= Given exercise =
Pull every "熱田公紀" line out of the data below.
** START Supplied information **
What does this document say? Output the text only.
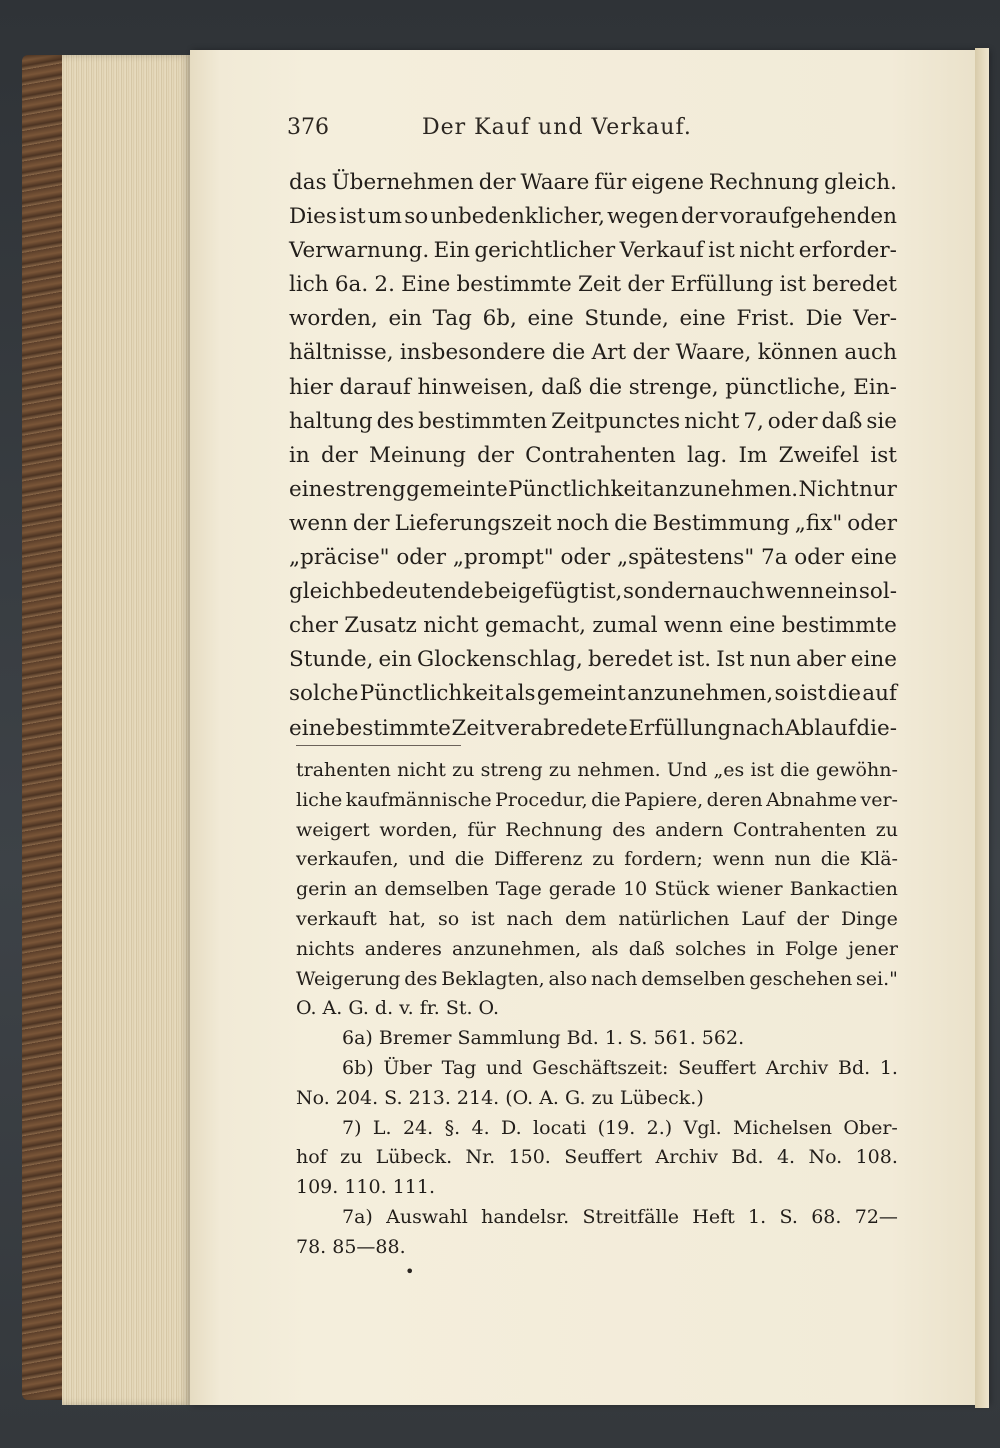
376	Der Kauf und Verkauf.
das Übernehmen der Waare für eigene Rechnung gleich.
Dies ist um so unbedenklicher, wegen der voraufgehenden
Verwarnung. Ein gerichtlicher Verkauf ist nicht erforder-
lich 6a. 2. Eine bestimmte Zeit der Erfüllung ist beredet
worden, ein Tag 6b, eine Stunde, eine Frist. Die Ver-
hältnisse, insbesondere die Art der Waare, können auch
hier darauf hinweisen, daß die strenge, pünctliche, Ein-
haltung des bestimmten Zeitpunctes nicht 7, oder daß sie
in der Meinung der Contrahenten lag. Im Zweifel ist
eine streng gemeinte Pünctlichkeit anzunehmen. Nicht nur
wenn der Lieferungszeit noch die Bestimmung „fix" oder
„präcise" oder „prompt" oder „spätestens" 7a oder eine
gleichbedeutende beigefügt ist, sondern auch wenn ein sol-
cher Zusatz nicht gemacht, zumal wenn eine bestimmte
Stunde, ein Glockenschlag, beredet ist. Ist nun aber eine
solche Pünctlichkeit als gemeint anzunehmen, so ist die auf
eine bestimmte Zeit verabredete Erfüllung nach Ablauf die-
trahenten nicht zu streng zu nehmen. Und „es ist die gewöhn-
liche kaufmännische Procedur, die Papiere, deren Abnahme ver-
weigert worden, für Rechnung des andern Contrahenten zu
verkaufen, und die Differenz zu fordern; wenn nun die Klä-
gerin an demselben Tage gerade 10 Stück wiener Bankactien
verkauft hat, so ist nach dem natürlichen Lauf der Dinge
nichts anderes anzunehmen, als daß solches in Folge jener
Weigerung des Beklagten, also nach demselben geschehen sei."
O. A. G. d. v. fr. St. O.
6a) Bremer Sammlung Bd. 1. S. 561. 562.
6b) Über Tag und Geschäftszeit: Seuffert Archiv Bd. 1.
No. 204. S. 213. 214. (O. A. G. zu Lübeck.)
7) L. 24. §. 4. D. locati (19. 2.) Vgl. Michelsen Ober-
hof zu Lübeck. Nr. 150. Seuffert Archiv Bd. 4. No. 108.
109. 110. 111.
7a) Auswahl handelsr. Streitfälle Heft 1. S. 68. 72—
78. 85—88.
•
** END Supplied information **
** START Supplied information **
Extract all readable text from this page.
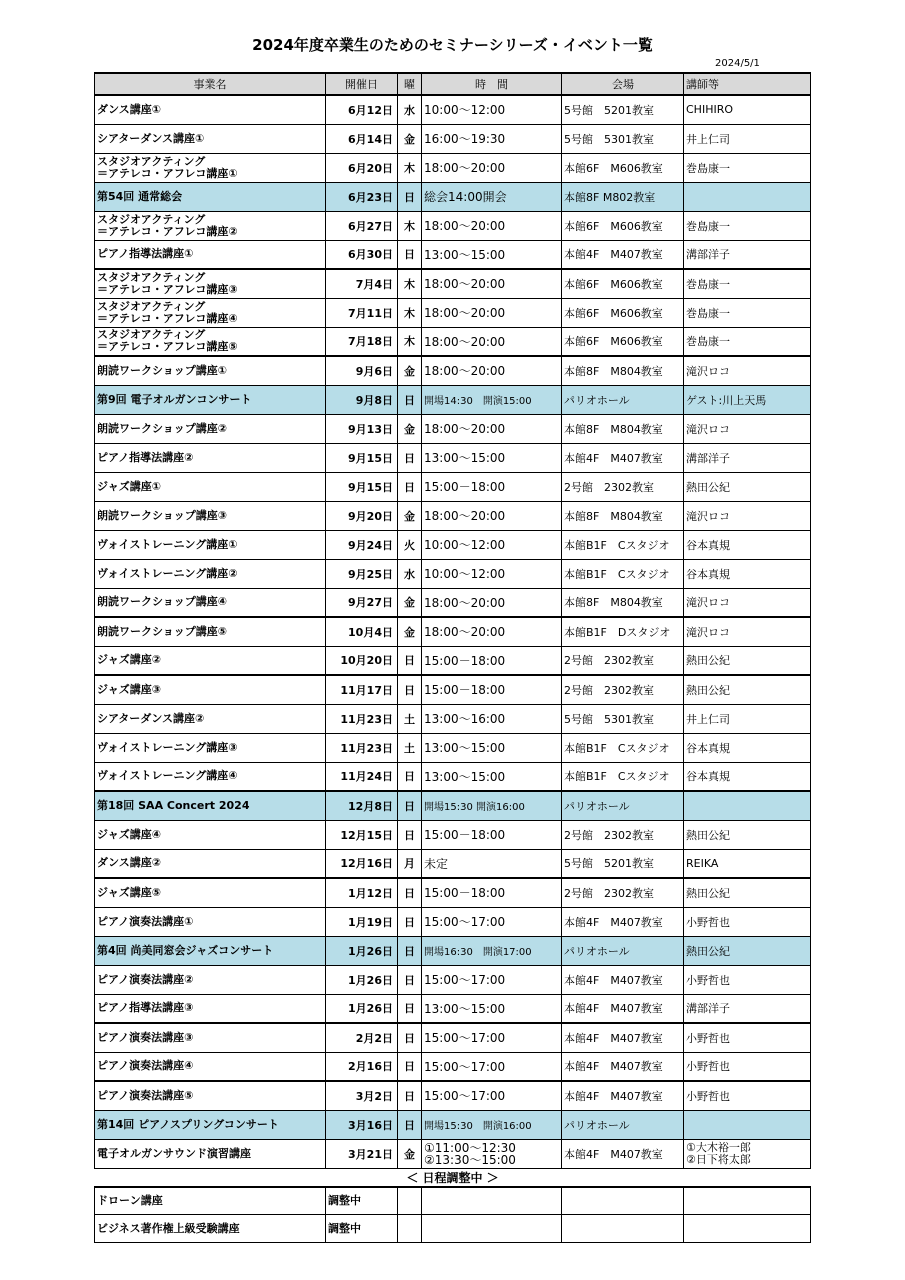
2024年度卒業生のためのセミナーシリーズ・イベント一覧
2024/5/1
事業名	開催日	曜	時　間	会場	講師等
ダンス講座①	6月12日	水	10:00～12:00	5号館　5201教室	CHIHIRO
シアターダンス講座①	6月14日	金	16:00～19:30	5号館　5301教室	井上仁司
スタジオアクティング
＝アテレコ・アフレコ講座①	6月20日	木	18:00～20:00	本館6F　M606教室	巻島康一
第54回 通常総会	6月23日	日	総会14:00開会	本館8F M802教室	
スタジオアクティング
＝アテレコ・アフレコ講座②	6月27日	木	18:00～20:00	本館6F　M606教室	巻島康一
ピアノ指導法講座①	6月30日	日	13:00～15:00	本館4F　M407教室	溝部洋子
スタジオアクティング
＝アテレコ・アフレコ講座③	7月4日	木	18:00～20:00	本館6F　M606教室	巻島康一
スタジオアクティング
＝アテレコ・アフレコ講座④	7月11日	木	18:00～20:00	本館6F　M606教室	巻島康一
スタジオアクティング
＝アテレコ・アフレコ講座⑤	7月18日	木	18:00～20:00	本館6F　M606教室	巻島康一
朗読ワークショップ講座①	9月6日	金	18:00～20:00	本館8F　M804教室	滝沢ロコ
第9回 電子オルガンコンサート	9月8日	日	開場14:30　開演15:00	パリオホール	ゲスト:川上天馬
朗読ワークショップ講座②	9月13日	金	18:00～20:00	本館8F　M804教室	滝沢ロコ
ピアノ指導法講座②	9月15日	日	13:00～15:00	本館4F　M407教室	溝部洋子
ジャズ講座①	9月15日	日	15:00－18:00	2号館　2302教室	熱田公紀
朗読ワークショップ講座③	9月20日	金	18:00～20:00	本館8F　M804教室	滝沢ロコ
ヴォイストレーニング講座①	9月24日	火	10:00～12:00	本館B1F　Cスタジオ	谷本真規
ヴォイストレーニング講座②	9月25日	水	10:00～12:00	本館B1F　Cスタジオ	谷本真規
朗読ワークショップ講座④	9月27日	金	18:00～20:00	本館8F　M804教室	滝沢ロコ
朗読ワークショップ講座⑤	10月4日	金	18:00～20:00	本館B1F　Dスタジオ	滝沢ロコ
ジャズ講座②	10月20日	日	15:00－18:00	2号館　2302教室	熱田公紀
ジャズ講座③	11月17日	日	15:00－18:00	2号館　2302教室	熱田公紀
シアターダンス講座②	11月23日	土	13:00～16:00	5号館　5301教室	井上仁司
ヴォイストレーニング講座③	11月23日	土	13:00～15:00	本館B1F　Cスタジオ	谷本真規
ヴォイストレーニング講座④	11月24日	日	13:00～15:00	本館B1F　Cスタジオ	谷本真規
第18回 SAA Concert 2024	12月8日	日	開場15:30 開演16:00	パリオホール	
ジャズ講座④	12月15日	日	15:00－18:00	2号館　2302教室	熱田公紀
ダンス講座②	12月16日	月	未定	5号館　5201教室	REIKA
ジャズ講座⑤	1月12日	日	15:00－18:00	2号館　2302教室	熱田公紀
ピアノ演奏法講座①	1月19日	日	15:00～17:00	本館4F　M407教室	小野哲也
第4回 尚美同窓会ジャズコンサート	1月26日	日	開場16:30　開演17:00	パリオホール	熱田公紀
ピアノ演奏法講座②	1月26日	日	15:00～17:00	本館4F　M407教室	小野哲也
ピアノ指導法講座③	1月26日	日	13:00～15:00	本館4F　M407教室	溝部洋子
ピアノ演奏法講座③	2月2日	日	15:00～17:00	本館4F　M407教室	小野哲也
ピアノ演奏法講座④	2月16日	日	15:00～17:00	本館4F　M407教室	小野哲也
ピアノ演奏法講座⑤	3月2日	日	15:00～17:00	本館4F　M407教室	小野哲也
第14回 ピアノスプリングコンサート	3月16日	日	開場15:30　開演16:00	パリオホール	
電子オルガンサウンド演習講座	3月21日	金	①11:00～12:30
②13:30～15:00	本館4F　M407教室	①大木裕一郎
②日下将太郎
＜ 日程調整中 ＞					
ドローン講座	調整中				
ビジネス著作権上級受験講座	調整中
** END Supplied information **
** START Supplied information **
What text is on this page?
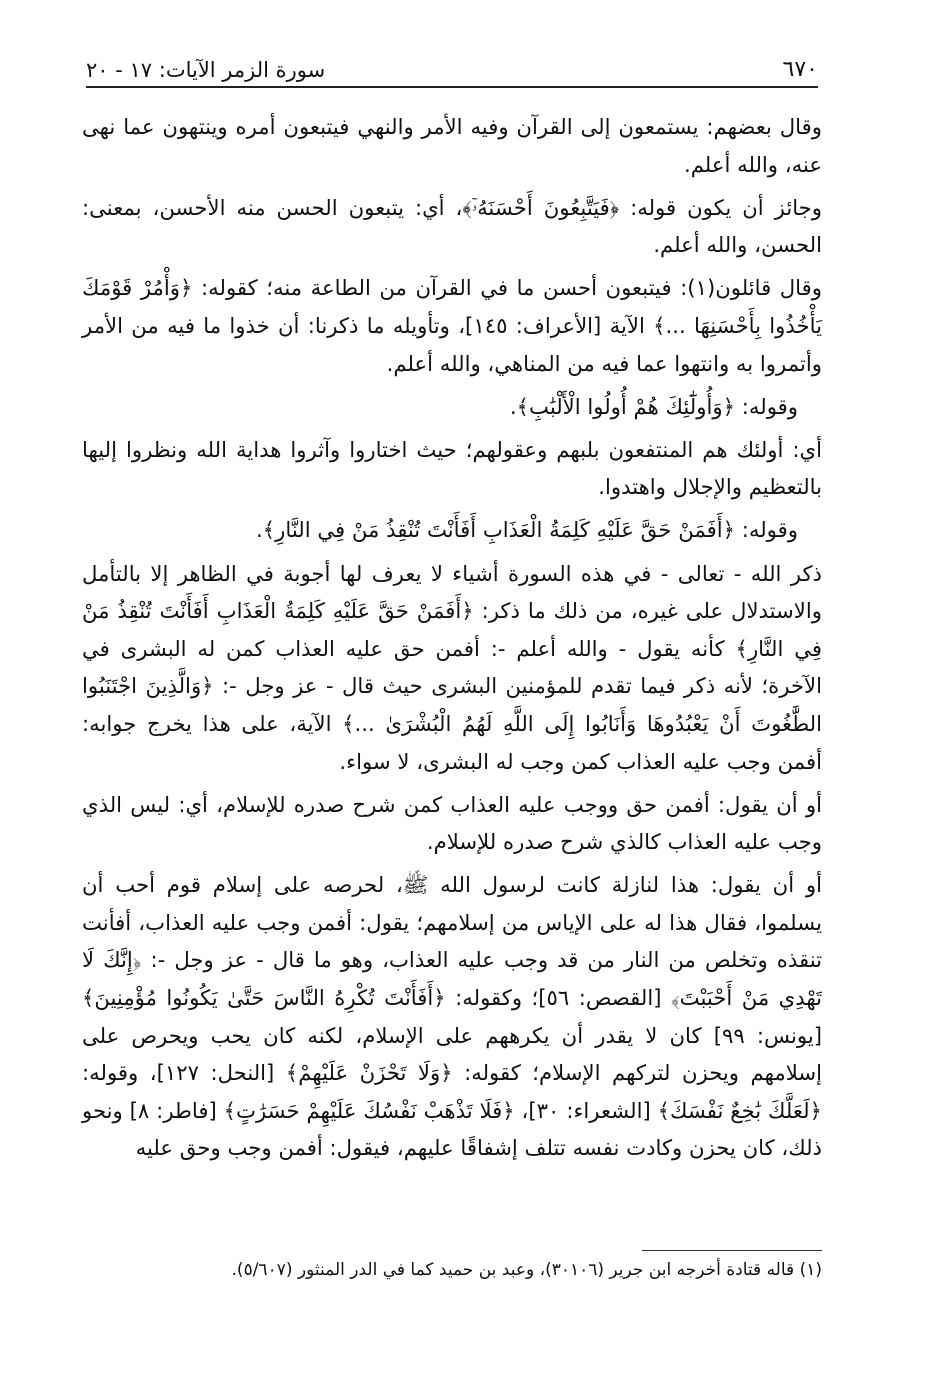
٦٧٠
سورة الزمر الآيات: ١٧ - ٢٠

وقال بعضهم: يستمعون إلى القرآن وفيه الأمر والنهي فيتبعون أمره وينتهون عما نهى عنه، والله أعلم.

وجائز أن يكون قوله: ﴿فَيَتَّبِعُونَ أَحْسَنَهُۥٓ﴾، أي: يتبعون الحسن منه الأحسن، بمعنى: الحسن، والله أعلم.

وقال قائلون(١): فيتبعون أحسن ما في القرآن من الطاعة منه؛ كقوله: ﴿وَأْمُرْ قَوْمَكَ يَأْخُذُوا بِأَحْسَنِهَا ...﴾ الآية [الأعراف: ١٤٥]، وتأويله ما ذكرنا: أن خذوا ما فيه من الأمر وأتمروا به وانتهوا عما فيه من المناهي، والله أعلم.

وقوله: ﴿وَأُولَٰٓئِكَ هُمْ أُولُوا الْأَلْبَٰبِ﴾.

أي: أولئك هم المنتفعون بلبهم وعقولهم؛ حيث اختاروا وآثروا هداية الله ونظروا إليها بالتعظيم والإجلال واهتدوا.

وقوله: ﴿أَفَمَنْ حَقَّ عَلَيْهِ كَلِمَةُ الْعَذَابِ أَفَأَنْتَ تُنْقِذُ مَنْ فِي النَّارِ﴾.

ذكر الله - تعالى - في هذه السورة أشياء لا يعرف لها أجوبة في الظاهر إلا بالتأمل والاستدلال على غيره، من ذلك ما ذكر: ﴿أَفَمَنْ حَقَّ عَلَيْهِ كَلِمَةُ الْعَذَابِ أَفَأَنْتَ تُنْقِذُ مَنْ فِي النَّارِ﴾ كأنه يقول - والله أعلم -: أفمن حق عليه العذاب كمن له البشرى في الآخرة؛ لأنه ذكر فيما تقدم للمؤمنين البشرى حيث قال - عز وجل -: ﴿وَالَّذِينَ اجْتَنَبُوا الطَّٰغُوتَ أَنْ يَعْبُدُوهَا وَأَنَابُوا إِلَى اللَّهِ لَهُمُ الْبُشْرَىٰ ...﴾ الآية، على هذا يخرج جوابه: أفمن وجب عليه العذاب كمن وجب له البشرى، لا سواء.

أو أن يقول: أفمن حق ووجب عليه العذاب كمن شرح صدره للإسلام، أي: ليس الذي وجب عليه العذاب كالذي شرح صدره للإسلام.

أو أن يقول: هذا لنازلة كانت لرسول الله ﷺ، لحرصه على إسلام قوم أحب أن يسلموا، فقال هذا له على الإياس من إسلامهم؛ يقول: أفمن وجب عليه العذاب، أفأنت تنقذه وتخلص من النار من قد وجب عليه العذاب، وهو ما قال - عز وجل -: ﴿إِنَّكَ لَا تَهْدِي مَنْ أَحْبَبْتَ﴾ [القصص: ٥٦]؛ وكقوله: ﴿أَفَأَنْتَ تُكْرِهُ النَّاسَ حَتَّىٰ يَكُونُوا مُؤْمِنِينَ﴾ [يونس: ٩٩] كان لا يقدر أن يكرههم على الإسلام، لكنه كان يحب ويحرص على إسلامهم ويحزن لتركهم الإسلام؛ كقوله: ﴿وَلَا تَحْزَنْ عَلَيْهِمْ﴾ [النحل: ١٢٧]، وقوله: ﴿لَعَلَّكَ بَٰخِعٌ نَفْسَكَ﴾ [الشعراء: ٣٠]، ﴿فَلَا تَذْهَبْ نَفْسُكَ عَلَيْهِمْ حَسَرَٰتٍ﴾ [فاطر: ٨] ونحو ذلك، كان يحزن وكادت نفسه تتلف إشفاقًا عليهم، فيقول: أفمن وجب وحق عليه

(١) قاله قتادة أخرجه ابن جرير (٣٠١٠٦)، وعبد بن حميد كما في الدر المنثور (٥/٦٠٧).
** END Supplied information **
= Written response =
ジャズ講座①	9月15日	日	15:00－18:00	2号館　2302教室	熱田公紀
ジャズ講座②	10月20日	日	15:00－18:00	2号館　2302教室	熱田公紀
ジャズ講座③	11月17日	日	15:00－18:00	2号館　2302教室	熱田公紀
ジャズ講座④	12月15日	日	15:00－18:00	2号館　2302教室	熱田公紀
ジャズ講座⑤	1月12日	日	15:00－18:00	2号館　2302教室	熱田公紀
第4回 尚美同窓会ジャズコンサート	1月26日	日	開場16:30　開演17:00	パリオホール	熱田公紀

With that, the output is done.